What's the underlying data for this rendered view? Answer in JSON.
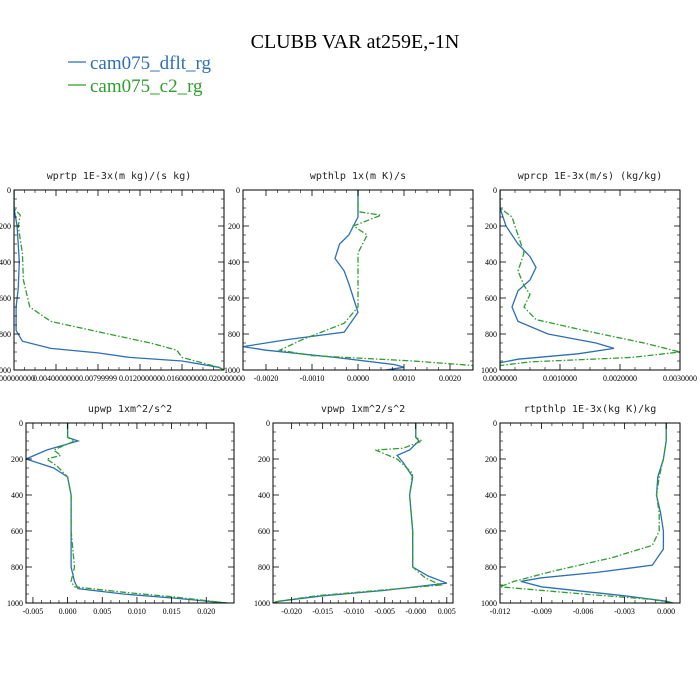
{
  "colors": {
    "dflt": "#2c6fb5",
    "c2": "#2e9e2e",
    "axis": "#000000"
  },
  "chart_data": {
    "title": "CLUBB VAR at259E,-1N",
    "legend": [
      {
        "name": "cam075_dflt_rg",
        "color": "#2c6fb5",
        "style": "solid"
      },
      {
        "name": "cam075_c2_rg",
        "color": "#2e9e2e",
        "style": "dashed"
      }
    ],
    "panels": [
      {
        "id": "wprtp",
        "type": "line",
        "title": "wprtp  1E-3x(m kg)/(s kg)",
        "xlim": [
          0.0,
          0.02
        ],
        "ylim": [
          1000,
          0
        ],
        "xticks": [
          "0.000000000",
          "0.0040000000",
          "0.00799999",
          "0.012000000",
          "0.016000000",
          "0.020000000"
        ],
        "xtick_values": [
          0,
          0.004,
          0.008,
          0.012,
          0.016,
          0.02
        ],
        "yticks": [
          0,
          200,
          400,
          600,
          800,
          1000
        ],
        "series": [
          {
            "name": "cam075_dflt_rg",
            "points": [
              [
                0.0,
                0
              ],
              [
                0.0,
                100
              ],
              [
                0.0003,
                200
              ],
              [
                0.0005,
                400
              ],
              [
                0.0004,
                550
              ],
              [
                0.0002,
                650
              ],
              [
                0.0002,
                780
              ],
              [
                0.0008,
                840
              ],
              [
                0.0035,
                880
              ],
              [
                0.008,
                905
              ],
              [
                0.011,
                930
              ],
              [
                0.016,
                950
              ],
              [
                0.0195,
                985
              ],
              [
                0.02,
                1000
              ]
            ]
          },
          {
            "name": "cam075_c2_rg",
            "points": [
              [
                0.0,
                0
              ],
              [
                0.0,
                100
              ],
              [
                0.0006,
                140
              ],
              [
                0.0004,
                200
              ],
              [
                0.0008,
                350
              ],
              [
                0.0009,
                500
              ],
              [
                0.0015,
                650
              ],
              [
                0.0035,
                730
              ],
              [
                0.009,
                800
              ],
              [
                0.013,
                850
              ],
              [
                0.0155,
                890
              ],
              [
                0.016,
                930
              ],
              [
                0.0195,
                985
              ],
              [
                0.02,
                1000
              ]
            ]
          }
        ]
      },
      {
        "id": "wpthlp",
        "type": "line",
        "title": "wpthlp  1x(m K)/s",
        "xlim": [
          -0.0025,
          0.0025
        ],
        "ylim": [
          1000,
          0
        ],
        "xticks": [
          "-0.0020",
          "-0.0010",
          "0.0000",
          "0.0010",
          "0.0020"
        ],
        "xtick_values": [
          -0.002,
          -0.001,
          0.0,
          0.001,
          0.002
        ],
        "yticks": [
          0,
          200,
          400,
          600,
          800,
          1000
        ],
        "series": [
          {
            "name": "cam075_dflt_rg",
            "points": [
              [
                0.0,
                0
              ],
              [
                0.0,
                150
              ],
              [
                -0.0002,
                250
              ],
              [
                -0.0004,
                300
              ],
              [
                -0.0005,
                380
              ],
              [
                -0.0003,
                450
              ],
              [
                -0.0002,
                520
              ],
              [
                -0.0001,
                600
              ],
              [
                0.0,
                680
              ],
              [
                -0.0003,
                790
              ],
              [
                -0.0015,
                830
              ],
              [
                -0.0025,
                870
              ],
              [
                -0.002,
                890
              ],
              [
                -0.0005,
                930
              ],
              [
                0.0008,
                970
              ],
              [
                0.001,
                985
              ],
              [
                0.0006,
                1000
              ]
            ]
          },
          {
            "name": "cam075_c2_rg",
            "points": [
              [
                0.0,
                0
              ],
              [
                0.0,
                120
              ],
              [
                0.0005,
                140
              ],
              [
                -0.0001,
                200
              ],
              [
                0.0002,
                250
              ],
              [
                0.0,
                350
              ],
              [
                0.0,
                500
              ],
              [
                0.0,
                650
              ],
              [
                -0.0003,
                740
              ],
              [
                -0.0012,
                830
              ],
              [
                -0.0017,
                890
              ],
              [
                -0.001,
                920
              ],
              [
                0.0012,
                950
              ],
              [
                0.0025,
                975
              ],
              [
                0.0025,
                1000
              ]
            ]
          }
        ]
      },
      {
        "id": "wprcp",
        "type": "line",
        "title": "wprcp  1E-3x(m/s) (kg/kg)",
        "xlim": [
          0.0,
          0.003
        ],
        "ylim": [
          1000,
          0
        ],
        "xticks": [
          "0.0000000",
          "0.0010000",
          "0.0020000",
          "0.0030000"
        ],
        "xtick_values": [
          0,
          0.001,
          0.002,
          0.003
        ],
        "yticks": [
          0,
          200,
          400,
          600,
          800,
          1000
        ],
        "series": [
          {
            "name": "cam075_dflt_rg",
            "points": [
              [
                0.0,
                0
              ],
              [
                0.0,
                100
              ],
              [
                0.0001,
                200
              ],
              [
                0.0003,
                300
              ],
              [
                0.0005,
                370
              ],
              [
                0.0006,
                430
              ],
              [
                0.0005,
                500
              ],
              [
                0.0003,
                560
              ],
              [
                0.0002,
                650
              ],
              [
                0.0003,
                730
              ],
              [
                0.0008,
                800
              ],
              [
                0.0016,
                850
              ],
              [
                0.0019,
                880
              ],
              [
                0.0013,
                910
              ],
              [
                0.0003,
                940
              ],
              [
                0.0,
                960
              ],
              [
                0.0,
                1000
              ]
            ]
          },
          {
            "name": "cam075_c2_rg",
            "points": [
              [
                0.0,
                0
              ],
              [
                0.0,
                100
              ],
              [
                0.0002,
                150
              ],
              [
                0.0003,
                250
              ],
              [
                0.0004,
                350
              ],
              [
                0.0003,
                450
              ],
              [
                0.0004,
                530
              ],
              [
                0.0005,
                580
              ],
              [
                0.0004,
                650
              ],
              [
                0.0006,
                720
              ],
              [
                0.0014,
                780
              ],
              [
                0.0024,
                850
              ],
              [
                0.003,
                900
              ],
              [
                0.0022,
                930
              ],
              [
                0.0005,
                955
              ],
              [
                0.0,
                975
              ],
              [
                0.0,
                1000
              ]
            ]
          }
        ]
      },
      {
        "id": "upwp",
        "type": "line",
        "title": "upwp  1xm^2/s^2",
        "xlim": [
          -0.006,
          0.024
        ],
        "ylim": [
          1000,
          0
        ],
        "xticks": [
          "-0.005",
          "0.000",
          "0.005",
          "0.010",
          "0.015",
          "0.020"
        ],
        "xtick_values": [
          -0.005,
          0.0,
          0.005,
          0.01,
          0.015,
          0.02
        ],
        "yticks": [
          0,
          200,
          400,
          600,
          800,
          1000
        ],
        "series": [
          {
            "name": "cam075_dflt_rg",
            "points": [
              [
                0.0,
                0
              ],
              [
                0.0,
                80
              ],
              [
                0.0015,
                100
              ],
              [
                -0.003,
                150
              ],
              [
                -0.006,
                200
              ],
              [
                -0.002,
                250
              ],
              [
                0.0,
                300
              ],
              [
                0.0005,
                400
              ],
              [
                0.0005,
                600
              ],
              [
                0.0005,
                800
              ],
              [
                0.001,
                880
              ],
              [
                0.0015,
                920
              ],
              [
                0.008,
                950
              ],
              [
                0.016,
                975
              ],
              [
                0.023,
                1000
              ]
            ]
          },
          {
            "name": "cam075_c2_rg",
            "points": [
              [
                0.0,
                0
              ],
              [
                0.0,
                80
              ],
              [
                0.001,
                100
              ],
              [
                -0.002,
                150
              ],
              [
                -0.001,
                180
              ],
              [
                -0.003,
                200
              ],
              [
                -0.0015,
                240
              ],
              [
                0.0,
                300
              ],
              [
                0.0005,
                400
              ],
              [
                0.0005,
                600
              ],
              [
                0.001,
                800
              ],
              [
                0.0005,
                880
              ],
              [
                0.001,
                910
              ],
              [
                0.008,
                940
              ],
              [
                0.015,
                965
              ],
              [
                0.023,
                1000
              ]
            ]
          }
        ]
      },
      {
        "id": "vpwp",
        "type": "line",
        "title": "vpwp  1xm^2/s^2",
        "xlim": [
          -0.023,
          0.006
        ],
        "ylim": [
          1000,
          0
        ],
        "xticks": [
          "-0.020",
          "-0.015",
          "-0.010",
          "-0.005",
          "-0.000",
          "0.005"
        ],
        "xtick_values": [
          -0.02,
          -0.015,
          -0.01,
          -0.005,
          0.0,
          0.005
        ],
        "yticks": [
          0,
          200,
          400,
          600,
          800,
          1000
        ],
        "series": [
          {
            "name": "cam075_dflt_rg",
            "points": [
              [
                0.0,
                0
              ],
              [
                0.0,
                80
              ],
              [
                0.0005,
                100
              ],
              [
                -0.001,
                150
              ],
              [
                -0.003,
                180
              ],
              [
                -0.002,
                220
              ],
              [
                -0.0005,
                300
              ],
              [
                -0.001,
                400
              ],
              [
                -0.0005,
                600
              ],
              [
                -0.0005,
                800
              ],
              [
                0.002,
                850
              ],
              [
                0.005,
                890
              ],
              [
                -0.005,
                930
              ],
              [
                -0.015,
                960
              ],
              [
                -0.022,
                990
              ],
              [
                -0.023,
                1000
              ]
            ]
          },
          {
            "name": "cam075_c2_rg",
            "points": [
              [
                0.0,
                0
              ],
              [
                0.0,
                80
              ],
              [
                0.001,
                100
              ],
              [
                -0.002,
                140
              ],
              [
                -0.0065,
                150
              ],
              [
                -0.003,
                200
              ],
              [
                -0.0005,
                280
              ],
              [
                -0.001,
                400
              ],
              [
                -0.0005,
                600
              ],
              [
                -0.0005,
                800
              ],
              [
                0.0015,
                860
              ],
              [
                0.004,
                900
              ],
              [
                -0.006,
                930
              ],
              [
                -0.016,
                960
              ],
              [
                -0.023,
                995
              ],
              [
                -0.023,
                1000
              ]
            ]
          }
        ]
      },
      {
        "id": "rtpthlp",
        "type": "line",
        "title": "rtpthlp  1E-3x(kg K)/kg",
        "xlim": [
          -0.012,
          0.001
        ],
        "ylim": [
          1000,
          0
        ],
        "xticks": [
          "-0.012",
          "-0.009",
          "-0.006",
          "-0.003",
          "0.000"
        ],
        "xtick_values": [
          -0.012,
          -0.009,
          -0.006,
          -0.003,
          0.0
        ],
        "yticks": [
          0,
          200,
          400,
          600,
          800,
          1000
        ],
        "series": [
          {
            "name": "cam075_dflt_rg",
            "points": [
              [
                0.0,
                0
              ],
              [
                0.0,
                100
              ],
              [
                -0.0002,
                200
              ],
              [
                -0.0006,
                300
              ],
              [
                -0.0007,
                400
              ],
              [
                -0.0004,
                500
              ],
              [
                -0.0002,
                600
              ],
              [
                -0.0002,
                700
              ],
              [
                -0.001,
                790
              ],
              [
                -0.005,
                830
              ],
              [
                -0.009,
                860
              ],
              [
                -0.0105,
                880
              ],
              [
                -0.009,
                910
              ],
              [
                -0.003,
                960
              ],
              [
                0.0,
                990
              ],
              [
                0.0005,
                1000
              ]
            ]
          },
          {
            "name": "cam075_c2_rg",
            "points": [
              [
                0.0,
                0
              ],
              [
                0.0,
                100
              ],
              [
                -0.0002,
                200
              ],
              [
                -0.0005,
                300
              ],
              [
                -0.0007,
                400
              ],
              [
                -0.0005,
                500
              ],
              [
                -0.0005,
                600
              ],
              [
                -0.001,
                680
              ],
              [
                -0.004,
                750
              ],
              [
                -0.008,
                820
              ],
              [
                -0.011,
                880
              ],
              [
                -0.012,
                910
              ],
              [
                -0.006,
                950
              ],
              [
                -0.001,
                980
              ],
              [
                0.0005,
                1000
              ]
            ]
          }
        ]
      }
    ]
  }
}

* * *

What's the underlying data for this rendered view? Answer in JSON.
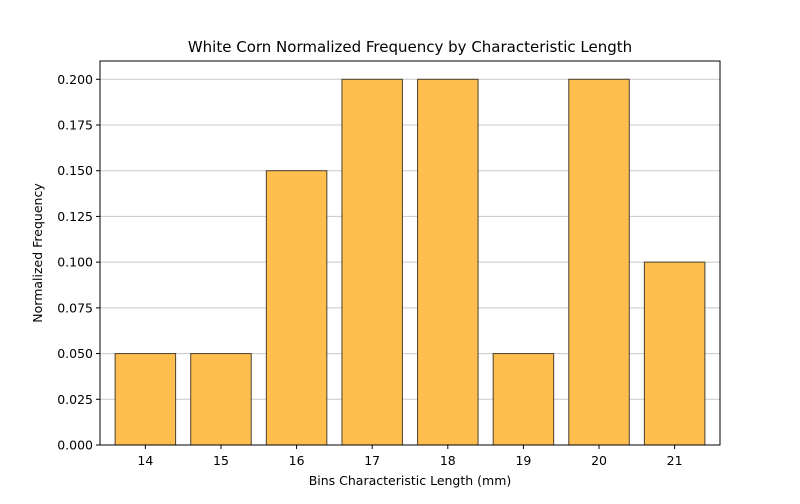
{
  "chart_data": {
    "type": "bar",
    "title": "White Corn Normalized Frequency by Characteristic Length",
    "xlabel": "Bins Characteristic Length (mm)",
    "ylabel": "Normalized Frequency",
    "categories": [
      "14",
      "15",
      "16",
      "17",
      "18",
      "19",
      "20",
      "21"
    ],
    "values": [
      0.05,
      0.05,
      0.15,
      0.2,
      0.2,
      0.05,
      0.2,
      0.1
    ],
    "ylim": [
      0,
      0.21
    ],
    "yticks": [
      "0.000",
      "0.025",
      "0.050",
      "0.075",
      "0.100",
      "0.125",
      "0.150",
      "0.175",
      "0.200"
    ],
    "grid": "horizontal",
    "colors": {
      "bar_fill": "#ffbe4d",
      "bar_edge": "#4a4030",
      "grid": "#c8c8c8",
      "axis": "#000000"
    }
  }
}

...

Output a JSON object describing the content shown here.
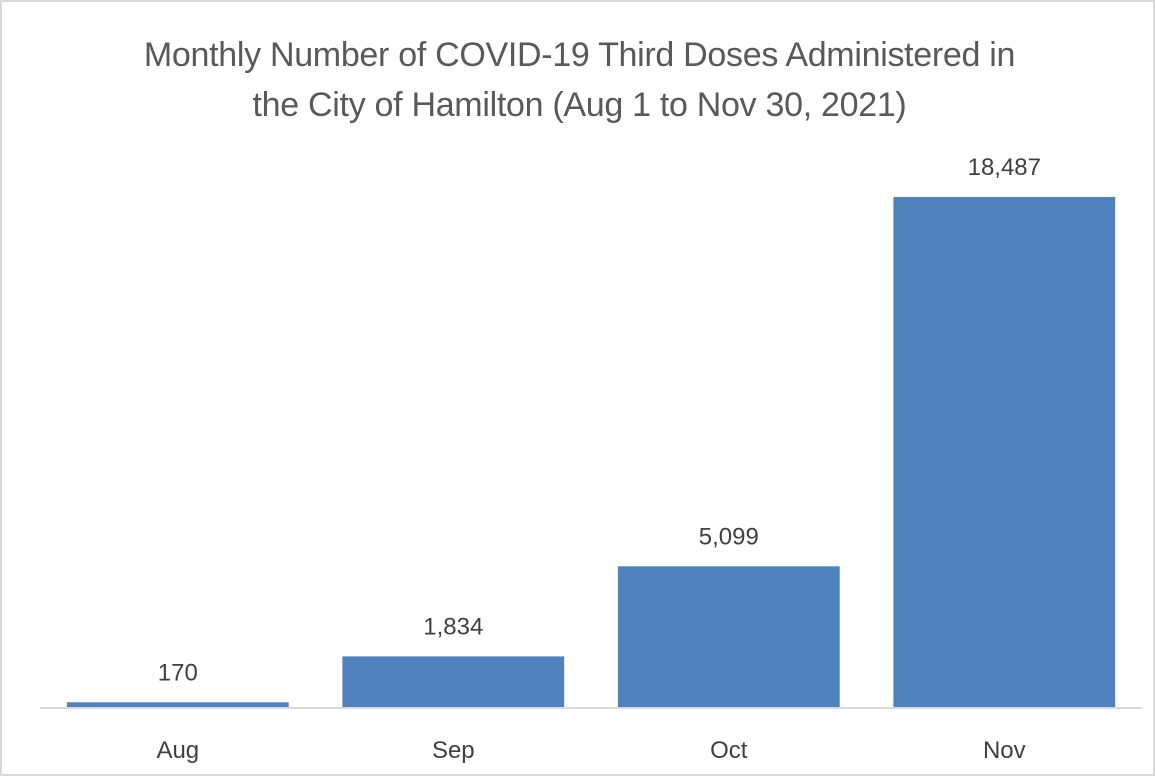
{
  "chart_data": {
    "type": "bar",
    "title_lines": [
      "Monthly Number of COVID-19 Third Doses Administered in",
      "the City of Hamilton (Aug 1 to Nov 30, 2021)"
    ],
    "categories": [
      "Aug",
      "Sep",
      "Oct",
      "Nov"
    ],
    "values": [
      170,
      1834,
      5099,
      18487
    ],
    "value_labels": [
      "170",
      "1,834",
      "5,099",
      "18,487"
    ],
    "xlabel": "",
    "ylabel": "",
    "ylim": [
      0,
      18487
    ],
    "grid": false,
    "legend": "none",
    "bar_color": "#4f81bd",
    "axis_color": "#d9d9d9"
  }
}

What this task involves — The required answer is a single number: the count of lines in the entries that hold the string "rtpthlp".

Answer for this exercise — 2